(Given data begins)

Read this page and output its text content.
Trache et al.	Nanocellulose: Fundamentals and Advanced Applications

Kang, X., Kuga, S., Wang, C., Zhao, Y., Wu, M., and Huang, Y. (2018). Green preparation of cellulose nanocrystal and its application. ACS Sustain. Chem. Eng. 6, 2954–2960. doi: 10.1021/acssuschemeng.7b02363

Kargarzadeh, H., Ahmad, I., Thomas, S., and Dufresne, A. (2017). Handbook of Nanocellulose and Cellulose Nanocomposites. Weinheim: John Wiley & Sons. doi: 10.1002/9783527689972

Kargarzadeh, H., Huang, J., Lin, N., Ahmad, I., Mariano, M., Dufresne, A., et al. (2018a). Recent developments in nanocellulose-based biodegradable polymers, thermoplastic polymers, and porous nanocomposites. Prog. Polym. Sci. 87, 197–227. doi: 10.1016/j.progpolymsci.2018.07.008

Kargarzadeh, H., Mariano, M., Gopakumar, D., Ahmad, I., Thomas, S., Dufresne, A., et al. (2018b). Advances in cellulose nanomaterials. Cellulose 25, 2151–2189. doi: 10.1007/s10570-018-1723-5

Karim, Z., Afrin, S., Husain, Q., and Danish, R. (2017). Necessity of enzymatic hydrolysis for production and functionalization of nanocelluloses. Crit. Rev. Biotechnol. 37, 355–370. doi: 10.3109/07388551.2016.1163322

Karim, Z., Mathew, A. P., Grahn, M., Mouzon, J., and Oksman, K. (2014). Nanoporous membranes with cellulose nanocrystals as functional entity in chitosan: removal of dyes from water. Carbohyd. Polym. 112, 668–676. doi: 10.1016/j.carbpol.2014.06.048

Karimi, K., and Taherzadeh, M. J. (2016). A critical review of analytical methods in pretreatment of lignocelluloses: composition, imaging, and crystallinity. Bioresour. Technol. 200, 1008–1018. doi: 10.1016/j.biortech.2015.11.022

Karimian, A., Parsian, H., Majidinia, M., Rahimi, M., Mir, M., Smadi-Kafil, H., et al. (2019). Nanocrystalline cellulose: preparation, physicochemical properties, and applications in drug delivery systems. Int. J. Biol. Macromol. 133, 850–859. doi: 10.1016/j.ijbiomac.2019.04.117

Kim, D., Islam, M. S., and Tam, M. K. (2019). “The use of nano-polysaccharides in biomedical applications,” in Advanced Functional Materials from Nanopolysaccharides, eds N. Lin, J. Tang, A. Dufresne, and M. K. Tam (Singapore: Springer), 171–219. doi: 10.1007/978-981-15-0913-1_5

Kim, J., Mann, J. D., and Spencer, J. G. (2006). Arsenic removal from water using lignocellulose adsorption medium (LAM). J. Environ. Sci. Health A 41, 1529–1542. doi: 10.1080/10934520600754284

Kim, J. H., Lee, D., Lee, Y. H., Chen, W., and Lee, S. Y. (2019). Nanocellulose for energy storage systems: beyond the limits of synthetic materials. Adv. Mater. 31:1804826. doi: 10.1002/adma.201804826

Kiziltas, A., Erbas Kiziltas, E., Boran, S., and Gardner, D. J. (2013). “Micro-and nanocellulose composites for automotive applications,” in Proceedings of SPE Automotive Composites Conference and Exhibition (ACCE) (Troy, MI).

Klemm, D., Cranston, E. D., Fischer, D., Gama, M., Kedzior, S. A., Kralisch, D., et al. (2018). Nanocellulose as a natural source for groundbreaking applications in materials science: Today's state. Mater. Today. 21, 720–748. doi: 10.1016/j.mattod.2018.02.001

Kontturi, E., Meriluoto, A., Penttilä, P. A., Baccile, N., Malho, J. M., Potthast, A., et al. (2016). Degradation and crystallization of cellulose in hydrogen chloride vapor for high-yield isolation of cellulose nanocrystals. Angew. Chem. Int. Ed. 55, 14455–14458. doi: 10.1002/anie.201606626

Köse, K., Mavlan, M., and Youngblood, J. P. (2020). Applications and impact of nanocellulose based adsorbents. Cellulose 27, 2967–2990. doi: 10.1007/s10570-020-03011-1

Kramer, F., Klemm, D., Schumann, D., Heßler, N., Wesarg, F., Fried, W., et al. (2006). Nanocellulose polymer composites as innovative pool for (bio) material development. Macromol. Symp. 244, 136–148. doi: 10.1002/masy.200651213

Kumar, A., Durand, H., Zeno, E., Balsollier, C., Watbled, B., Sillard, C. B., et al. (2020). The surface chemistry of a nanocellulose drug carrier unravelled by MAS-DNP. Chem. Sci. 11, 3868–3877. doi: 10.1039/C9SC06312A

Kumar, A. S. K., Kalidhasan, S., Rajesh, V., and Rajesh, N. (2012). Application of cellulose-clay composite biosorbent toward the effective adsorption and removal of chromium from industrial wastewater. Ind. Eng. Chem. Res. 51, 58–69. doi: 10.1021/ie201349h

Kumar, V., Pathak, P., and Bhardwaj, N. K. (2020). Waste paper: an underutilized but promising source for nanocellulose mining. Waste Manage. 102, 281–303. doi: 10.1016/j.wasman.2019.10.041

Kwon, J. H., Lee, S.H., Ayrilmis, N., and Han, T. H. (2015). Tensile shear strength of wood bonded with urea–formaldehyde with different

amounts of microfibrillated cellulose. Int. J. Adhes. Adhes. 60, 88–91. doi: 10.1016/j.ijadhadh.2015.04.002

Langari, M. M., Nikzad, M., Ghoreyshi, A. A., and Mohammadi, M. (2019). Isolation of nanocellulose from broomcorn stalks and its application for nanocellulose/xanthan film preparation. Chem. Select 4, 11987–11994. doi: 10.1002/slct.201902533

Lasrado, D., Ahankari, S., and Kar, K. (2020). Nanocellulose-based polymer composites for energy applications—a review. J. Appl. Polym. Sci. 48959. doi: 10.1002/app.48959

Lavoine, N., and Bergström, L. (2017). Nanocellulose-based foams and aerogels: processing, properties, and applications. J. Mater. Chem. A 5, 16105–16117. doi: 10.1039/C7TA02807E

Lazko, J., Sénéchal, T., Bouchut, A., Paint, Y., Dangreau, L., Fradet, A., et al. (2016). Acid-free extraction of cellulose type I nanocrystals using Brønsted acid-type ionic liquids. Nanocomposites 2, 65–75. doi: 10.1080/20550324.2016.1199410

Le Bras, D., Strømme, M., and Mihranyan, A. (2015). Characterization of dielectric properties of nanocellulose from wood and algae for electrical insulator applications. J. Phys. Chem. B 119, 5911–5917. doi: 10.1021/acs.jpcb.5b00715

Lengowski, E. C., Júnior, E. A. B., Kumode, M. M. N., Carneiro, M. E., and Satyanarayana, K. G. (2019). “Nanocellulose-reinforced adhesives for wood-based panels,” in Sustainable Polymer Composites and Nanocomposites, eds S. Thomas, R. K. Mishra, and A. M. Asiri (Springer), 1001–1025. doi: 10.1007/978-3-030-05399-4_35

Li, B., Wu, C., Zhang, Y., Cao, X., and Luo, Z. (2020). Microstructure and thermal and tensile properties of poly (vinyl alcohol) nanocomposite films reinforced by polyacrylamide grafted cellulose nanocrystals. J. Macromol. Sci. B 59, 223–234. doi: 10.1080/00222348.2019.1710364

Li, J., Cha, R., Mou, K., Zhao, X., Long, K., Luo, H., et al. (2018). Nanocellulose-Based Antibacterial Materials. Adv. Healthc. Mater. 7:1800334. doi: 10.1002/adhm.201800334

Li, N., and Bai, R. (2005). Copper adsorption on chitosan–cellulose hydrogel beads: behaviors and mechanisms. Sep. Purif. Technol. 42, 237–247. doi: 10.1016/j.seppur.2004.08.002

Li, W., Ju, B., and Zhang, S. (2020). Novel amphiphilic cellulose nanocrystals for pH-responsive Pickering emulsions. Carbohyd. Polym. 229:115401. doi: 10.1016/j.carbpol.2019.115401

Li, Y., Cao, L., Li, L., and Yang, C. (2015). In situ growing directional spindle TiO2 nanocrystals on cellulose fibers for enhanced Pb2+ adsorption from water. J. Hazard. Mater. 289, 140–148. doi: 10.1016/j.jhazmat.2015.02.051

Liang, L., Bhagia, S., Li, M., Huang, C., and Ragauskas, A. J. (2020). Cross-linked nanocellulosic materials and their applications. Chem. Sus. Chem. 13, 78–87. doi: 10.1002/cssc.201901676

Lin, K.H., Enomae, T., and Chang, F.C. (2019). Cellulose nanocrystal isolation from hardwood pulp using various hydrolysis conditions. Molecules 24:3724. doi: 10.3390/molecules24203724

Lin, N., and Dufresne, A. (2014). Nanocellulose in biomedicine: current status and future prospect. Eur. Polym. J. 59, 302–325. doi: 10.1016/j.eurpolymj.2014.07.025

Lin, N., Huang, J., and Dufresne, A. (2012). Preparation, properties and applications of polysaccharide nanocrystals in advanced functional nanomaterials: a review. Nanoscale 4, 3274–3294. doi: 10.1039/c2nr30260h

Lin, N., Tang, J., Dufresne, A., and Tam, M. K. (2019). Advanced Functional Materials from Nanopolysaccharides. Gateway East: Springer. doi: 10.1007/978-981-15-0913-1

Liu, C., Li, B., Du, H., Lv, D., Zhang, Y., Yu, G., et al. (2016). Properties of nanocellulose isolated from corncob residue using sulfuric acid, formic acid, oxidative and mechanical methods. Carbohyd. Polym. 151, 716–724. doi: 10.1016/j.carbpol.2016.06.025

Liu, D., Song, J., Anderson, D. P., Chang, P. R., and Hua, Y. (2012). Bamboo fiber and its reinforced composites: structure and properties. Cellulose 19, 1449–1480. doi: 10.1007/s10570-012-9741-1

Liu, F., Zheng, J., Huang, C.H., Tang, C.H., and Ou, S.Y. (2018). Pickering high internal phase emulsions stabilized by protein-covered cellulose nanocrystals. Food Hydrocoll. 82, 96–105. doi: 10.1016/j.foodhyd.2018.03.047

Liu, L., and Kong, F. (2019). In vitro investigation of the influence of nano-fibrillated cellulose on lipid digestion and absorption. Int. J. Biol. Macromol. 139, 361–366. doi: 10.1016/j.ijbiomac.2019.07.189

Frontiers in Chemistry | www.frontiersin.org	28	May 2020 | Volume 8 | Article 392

(Given data ends)

» How to complete this task: Each line above that contains "Pickering" counts once; report the total of such lines and nothing more.

» Exercise output: 2